Start

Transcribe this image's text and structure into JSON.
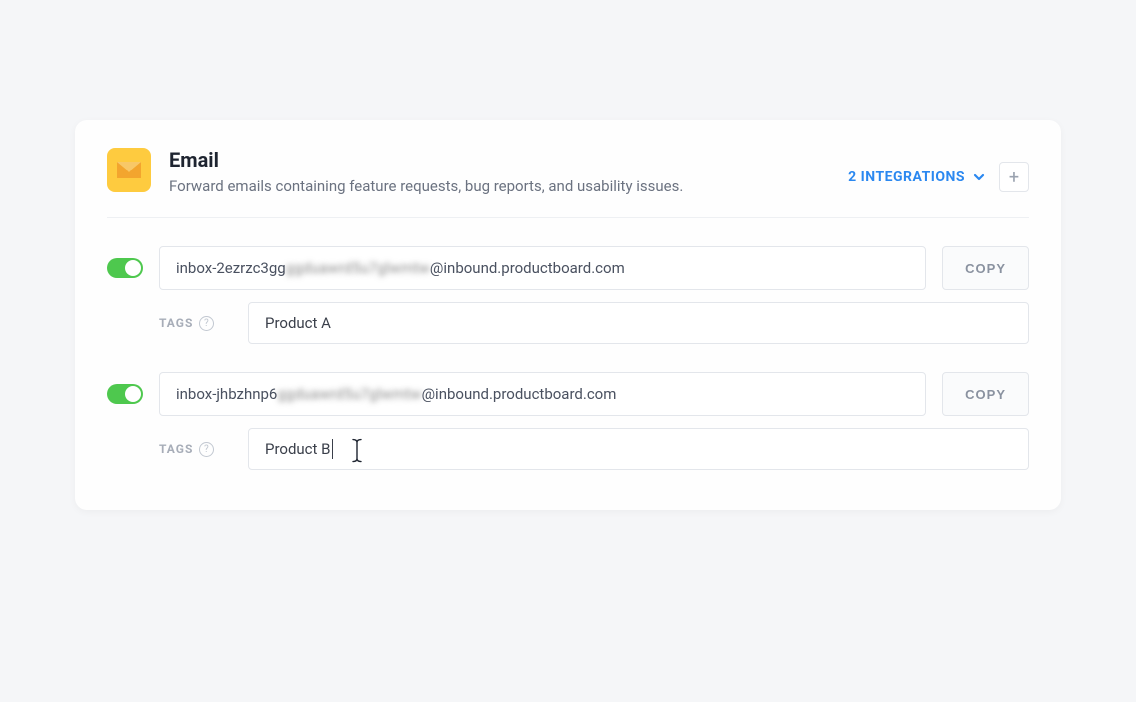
{
  "header": {
    "title": "Email",
    "subtitle": "Forward emails containing feature requests, bug reports, and usability issues.",
    "integrations_label": "2 INTEGRATIONS"
  },
  "integrations": [
    {
      "email_prefix": "inbox-2ezrzc3gg",
      "email_blur": "ggduawrd5u7glwmtw",
      "email_suffix": "@inbound.productboard.com",
      "copy_label": "COPY",
      "tags_label": "TAGS",
      "tags_value": "Product A"
    },
    {
      "email_prefix": "inbox-jhbzhnp6",
      "email_blur": "ggduawrd5u7glwmtw",
      "email_suffix": "@inbound.productboard.com",
      "copy_label": "COPY",
      "tags_label": "TAGS",
      "tags_value": "Product B"
    }
  ]
}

End

▸ **STATED EXERCISE**
Without including any pictures, please restate all the records exactly.

▸ **THE OUTPUT**
Transcribe this image's text and structure into JSON.
{
  "header": {
    "title": "Email",
    "subtitle": "Forward emails containing feature requests, bug reports, and usability issues.",
    "integrations_label": "2 INTEGRATIONS"
  },
  "integrations": [
    {
      "email_prefix": "inbox-2ezrzc3gg",
      "email_blur": "ggduawrd5u7glwmtw",
      "email_suffix": "@inbound.productboard.com",
      "copy_label": "COPY",
      "tags_label": "TAGS",
      "tags_value": "Product A"
    },
    {
      "email_prefix": "inbox-jhbzhnp6",
      "email_blur": "ggduawrd5u7glwmtw",
      "email_suffix": "@inbound.productboard.com",
      "copy_label": "COPY",
      "tags_label": "TAGS",
      "tags_value": "Product B"
    }
  ]
}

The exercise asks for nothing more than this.